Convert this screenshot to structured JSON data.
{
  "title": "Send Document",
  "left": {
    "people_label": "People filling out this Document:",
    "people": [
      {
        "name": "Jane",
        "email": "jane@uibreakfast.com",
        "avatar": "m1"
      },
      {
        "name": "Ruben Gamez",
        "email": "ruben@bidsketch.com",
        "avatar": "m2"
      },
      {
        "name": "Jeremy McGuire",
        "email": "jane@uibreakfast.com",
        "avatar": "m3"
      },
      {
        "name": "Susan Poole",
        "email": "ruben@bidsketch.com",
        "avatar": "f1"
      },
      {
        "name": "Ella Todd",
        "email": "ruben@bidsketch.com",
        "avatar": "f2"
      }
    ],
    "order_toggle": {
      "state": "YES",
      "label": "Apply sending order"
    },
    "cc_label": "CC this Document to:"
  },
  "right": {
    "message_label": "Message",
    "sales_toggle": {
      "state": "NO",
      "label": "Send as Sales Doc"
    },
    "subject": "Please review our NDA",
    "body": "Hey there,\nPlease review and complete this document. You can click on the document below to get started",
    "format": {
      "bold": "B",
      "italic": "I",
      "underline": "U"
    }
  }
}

*DIRECTIONS*: Look through the lines above and collect those with the word "avatar".

*SOLUTION TO THIS TASK*:
        "avatar": "m1"
        "avatar": "m2"
        "avatar": "m3"
        "avatar": "f1"
        "avatar": "f2"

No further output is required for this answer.